WHAT YOU ARE ASKED TO DO: Filter the entries below, keeping every line that has the word "location".

=== DATA SHOWN ===

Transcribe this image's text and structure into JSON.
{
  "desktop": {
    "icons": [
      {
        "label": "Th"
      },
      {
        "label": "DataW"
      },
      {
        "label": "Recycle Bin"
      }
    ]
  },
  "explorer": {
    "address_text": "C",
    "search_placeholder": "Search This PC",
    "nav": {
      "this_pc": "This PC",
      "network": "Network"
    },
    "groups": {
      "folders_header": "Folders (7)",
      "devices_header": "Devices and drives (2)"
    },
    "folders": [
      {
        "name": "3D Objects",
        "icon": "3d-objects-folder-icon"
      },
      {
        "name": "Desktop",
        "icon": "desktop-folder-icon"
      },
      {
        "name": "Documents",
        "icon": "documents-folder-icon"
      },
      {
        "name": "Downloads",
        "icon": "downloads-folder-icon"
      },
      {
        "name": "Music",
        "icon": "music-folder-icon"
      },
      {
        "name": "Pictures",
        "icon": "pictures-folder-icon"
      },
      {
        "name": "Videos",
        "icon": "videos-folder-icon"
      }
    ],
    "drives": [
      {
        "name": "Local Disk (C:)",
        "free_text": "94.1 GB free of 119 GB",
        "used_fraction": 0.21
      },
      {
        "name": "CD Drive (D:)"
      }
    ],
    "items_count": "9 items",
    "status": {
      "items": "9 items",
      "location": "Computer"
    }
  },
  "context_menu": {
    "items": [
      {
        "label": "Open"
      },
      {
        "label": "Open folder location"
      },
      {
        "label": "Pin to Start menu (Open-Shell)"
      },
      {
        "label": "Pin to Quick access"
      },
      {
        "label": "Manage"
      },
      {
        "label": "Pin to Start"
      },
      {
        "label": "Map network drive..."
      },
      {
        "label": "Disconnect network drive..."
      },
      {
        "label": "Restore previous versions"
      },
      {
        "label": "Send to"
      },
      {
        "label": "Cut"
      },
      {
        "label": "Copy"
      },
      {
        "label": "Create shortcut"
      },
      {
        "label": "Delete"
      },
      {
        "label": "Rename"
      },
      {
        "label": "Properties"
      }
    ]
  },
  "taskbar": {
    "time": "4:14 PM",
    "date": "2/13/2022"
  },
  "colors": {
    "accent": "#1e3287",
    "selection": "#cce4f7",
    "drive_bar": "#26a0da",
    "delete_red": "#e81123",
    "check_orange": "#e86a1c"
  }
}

===

WRITTEN RESPONSE:
      "location": "Computer"
        "label": "Open folder location"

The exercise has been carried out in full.